MATERIAL PROVIDED:
************
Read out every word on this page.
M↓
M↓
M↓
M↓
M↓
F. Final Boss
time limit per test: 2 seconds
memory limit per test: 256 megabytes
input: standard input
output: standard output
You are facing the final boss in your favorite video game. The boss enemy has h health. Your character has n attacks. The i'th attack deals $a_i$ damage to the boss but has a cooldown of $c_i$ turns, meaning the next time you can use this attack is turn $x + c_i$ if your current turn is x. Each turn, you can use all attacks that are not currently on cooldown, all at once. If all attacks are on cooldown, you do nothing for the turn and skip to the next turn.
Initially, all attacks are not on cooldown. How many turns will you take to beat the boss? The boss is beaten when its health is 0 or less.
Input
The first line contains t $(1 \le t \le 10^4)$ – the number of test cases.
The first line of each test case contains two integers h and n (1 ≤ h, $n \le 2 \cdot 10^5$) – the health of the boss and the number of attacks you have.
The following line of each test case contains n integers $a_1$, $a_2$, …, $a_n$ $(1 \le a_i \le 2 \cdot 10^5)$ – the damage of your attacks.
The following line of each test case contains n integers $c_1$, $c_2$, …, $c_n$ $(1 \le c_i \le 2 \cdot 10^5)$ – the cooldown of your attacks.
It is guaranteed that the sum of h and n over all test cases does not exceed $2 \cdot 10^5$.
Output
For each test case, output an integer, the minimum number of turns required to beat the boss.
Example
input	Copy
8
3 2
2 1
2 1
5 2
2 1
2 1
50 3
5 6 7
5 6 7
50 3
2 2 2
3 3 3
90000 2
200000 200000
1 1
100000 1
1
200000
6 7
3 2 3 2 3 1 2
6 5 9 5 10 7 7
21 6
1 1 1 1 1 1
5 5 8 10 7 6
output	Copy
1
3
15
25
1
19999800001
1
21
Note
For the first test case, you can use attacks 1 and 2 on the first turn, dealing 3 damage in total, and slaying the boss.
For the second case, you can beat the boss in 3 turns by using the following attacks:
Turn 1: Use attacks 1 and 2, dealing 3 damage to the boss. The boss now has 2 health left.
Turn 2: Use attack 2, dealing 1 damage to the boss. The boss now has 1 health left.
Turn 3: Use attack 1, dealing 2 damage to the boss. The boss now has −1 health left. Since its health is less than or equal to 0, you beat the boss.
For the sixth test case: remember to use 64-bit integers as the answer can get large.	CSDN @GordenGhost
************
OBJECTIVE:
Copy all the entries verbatim.

COMPLETE RESPONSE:
Read out every word on this page.
M↓
M↓
M↓
M↓
M↓
F. Final Boss
time limit per test: 2 seconds
memory limit per test: 256 megabytes
input: standard input
output: standard output
You are facing the final boss in your favorite video game. The boss enemy has h health. Your character has n attacks. The i'th attack deals $a_i$ damage to the boss but has a cooldown of $c_i$ turns, meaning the next time you can use this attack is turn $x + c_i$ if your current turn is x. Each turn, you can use all attacks that are not currently on cooldown, all at once. If all attacks are on cooldown, you do nothing for the turn and skip to the next turn.
Initially, all attacks are not on cooldown. How many turns will you take to beat the boss? The boss is beaten when its health is 0 or less.
Input
The first line contains t $(1 \le t \le 10^4)$ – the number of test cases.
The first line of each test case contains two integers h and n (1 ≤ h, $n \le 2 \cdot 10^5$) – the health of the boss and the number of attacks you have.
The following line of each test case contains n integers $a_1$, $a_2$, …, $a_n$ $(1 \le a_i \le 2 \cdot 10^5)$ – the damage of your attacks.
The following line of each test case contains n integers $c_1$, $c_2$, …, $c_n$ $(1 \le c_i \le 2 \cdot 10^5)$ – the cooldown of your attacks.
It is guaranteed that the sum of h and n over all test cases does not exceed $2 \cdot 10^5$.
Output
For each test case, output an integer, the minimum number of turns required to beat the boss.
Example
input	Copy
8
3 2
2 1
2 1
5 2
2 1
2 1
50 3
5 6 7
5 6 7
50 3
2 2 2
3 3 3
90000 2
200000 200000
1 1
100000 1
1
200000
6 7
3 2 3 2 3 1 2
6 5 9 5 10 7 7
21 6
1 1 1 1 1 1
5 5 8 10 7 6
output	Copy
1
3
15
25
1
19999800001
1
21
Note
For the first test case, you can use attacks 1 and 2 on the first turn, dealing 3 damage in total, and slaying the boss.
For the second case, you can beat the boss in 3 turns by using the following attacks:
Turn 1: Use attacks 1 and 2, dealing 3 damage to the boss. The boss now has 2 health left.
Turn 2: Use attack 2, dealing 1 damage to the boss. The boss now has 1 health left.
Turn 3: Use attack 1, dealing 2 damage to the boss. The boss now has −1 health left. Since its health is less than or equal to 0, you beat the boss.
For the sixth test case: remember to use 64-bit integers as the answer can get large.	CSDN @GordenGhost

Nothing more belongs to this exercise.